DATA ENTRIES
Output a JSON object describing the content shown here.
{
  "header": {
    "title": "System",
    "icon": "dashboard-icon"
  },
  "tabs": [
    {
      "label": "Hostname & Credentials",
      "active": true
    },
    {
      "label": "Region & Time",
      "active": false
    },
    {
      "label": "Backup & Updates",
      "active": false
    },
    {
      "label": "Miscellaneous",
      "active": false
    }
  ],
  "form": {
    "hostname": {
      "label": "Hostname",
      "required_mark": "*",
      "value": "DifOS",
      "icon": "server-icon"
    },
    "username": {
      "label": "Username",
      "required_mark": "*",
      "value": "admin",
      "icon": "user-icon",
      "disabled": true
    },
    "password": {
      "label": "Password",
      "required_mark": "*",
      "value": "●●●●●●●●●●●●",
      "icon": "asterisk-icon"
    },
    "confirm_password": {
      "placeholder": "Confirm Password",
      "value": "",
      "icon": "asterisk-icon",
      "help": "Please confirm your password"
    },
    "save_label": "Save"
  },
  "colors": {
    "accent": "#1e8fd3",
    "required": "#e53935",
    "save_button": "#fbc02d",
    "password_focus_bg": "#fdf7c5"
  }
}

OBJECTIVE
Using the records above, gather all lines where the string "icon" is present.

COMPLETED EXERCISE
    "icon": "dashboard-icon"
      "icon": "server-icon"
      "icon": "user-icon",
      "icon": "asterisk-icon"
      "icon": "asterisk-icon",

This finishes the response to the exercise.